__TASK STATEMENT__: Extract the lines that carry the string "requirements" from the listing.

__DATA EXCERPTS__:
— Begin —

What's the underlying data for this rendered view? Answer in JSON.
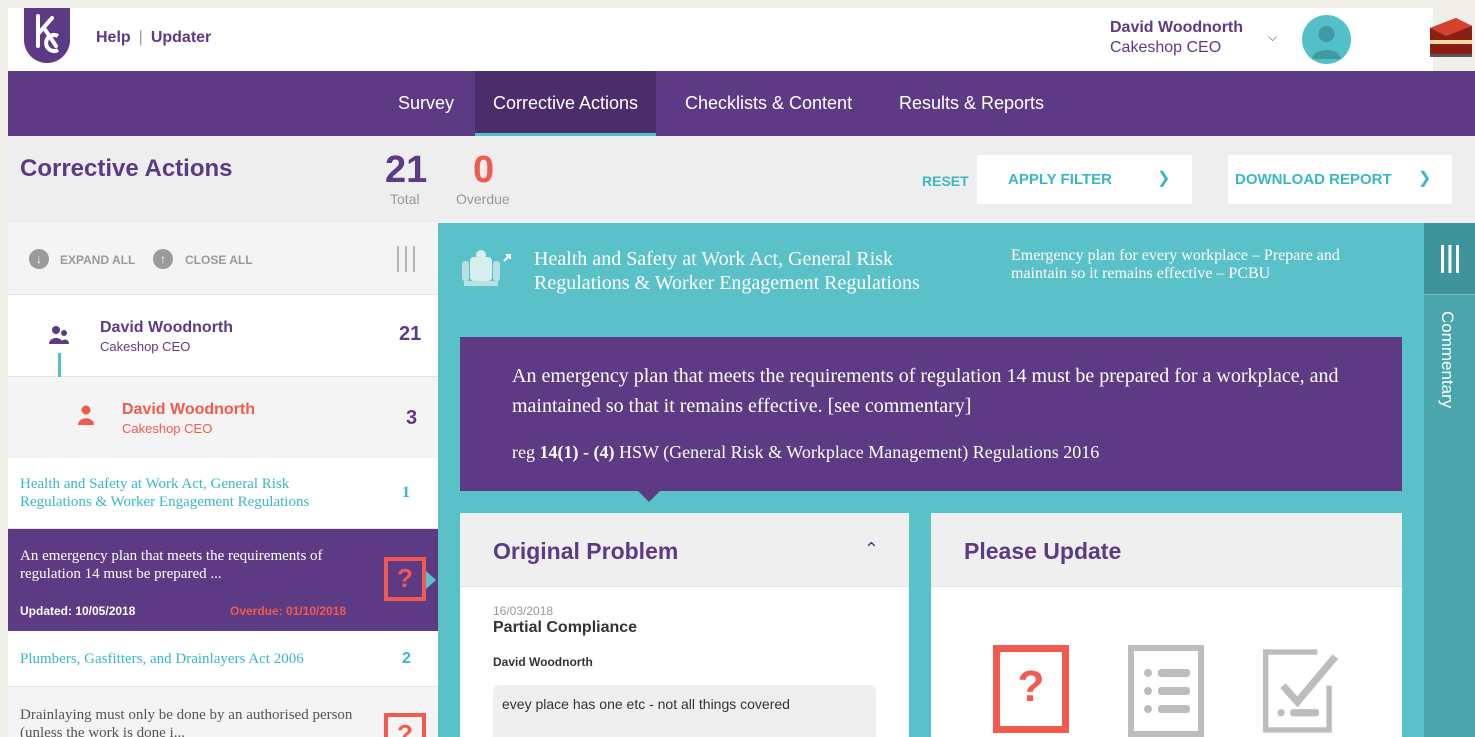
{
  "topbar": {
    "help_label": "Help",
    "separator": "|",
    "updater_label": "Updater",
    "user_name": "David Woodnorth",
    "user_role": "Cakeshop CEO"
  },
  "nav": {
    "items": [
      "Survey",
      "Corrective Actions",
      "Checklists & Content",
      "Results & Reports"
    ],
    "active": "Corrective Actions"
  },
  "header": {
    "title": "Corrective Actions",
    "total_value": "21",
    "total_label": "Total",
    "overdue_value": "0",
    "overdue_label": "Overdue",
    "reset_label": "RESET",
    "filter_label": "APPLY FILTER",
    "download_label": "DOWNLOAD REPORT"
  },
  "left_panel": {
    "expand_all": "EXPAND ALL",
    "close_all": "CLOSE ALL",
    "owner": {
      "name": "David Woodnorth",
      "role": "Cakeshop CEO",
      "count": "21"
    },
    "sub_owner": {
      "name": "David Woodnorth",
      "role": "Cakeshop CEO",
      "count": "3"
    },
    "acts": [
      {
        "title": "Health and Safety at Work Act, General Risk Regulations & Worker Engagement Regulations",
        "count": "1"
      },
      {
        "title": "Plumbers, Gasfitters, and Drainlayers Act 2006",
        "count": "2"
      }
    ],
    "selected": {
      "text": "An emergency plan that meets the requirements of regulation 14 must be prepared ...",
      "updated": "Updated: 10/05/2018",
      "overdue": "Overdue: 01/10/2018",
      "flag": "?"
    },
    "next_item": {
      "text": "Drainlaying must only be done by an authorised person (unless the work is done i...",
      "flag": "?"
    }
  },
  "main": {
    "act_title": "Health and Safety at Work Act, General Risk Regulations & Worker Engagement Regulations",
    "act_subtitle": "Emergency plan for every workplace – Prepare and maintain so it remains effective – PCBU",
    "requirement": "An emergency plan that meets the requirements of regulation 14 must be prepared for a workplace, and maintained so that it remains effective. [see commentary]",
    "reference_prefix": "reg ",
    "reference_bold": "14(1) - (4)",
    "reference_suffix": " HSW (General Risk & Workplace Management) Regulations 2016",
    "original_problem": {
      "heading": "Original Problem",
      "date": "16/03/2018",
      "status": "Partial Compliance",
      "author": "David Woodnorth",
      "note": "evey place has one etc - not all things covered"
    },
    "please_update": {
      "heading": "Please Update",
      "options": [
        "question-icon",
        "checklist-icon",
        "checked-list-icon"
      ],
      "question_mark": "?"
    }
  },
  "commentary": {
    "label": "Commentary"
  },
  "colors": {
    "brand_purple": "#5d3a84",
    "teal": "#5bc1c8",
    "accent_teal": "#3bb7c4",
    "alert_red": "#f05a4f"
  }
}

— End —
— Begin —

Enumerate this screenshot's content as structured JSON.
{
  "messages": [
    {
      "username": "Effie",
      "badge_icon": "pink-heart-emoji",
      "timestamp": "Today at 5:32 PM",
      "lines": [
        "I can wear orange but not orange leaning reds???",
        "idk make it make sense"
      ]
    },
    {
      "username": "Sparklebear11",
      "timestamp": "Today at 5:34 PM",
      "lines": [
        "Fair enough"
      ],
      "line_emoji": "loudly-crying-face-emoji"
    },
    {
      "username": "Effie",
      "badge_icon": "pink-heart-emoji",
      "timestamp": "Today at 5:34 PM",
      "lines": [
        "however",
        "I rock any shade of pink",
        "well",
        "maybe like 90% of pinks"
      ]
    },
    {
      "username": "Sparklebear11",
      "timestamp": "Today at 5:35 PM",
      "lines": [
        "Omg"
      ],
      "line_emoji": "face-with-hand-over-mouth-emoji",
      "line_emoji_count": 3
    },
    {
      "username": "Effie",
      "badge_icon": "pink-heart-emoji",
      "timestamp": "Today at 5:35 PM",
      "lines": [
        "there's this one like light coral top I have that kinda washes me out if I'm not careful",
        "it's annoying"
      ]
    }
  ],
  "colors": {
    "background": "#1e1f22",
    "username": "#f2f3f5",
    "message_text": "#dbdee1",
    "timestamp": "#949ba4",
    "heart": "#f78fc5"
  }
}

— End —

__FULL SOLUTION__:
      "text": "An emergency plan that meets the requirements of regulation 14 must be prepared ...",
    "requirement": "An emergency plan that meets the requirements of regulation 14 must be prepared for a workplace, and maintained so that it remains effective. [see commentary]",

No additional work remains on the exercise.